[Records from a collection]
********************

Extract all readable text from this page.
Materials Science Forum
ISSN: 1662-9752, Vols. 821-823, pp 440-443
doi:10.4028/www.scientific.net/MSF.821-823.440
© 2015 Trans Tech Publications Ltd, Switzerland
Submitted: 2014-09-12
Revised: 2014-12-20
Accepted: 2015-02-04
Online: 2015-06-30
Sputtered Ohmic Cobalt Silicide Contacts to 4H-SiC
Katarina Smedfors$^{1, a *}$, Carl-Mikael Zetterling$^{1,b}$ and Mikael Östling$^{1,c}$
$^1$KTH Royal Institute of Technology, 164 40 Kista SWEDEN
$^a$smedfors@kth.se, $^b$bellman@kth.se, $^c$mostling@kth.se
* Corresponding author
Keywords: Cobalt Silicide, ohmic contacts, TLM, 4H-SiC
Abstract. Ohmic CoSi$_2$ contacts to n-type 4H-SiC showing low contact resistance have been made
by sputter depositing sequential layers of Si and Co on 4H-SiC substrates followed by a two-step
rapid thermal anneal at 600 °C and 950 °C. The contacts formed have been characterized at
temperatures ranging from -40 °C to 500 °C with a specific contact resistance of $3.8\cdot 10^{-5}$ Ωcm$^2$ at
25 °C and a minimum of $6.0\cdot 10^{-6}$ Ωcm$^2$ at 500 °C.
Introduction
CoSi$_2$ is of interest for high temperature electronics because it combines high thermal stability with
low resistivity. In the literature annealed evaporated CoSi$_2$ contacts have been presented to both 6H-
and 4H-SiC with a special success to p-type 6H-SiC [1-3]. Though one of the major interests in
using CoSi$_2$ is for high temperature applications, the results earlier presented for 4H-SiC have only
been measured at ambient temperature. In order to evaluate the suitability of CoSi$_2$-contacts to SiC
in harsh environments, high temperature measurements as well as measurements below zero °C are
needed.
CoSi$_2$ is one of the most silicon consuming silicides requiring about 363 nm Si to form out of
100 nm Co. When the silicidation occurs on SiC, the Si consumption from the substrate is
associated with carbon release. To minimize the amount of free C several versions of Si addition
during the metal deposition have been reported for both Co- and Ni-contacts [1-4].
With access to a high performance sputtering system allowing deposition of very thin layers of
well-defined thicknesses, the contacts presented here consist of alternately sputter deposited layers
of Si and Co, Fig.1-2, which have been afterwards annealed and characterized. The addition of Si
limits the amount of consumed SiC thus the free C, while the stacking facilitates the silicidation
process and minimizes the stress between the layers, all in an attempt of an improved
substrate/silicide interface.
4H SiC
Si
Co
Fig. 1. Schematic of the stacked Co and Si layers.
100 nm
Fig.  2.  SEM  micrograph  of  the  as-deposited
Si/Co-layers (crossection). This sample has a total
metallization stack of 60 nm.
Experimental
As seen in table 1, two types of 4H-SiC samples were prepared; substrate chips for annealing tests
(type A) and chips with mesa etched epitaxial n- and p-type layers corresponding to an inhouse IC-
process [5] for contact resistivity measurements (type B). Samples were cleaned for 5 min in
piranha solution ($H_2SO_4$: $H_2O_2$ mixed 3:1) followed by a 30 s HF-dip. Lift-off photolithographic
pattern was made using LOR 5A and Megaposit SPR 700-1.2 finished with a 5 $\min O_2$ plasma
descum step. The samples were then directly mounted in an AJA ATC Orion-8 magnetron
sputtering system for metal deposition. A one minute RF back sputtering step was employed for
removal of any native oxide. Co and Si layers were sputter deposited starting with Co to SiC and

********************

[Description of the task] Would you reproduce all the entries exactly?

[Result of this task]
Extract all readable text from this page.
Materials Science Forum
ISSN: 1662-9752, Vols. 821-823, pp 440-443
doi:10.4028/www.scientific.net/MSF.821-823.440
© 2015 Trans Tech Publications Ltd, Switzerland
Submitted: 2014-09-12
Revised: 2014-12-20
Accepted: 2015-02-04
Online: 2015-06-30
Sputtered Ohmic Cobalt Silicide Contacts to 4H-SiC
Katarina Smedfors$^{1, a *}$, Carl-Mikael Zetterling$^{1,b}$ and Mikael Östling$^{1,c}$
$^1$KTH Royal Institute of Technology, 164 40 Kista SWEDEN
$^a$smedfors@kth.se, $^b$bellman@kth.se, $^c$mostling@kth.se
* Corresponding author
Keywords: Cobalt Silicide, ohmic contacts, TLM, 4H-SiC
Abstract. Ohmic CoSi$_2$ contacts to n-type 4H-SiC showing low contact resistance have been made
by sputter depositing sequential layers of Si and Co on 4H-SiC substrates followed by a two-step
rapid thermal anneal at 600 °C and 950 °C. The contacts formed have been characterized at
temperatures ranging from -40 °C to 500 °C with a specific contact resistance of $3.8\cdot 10^{-5}$ Ωcm$^2$ at
25 °C and a minimum of $6.0\cdot 10^{-6}$ Ωcm$^2$ at 500 °C.
Introduction
CoSi$_2$ is of interest for high temperature electronics because it combines high thermal stability with
low resistivity. In the literature annealed evaporated CoSi$_2$ contacts have been presented to both 6H-
and 4H-SiC with a special success to p-type 6H-SiC [1-3]. Though one of the major interests in
using CoSi$_2$ is for high temperature applications, the results earlier presented for 4H-SiC have only
been measured at ambient temperature. In order to evaluate the suitability of CoSi$_2$-contacts to SiC
in harsh environments, high temperature measurements as well as measurements below zero °C are
needed.
CoSi$_2$ is one of the most silicon consuming silicides requiring about 363 nm Si to form out of
100 nm Co. When the silicidation occurs on SiC, the Si consumption from the substrate is
associated with carbon release. To minimize the amount of free C several versions of Si addition
during the metal deposition have been reported for both Co- and Ni-contacts [1-4].
With access to a high performance sputtering system allowing deposition of very thin layers of
well-defined thicknesses, the contacts presented here consist of alternately sputter deposited layers
of Si and Co, Fig.1-2, which have been afterwards annealed and characterized. The addition of Si
limits the amount of consumed SiC thus the free C, while the stacking facilitates the silicidation
process and minimizes the stress between the layers, all in an attempt of an improved
substrate/silicide interface.
4H SiC
Si
Co
Fig. 1. Schematic of the stacked Co and Si layers.
100 nm
Fig.  2.  SEM  micrograph  of  the  as-deposited
Si/Co-layers (crossection). This sample has a total
metallization stack of 60 nm.
Experimental
As seen in table 1, two types of 4H-SiC samples were prepared; substrate chips for annealing tests
(type A) and chips with mesa etched epitaxial n- and p-type layers corresponding to an inhouse IC-
process [5] for contact resistivity measurements (type B). Samples were cleaned for 5 min in
piranha solution ($H_2SO_4$: $H_2O_2$ mixed 3:1) followed by a 30 s HF-dip. Lift-off photolithographic
pattern was made using LOR 5A and Megaposit SPR 700-1.2 finished with a 5 $\min O_2$ plasma
descum step. The samples were then directly mounted in an AJA ATC Orion-8 magnetron
sputtering system for metal deposition. A one minute RF back sputtering step was employed for
removal of any native oxide. Co and Si layers were sputter deposited starting with Co to SiC and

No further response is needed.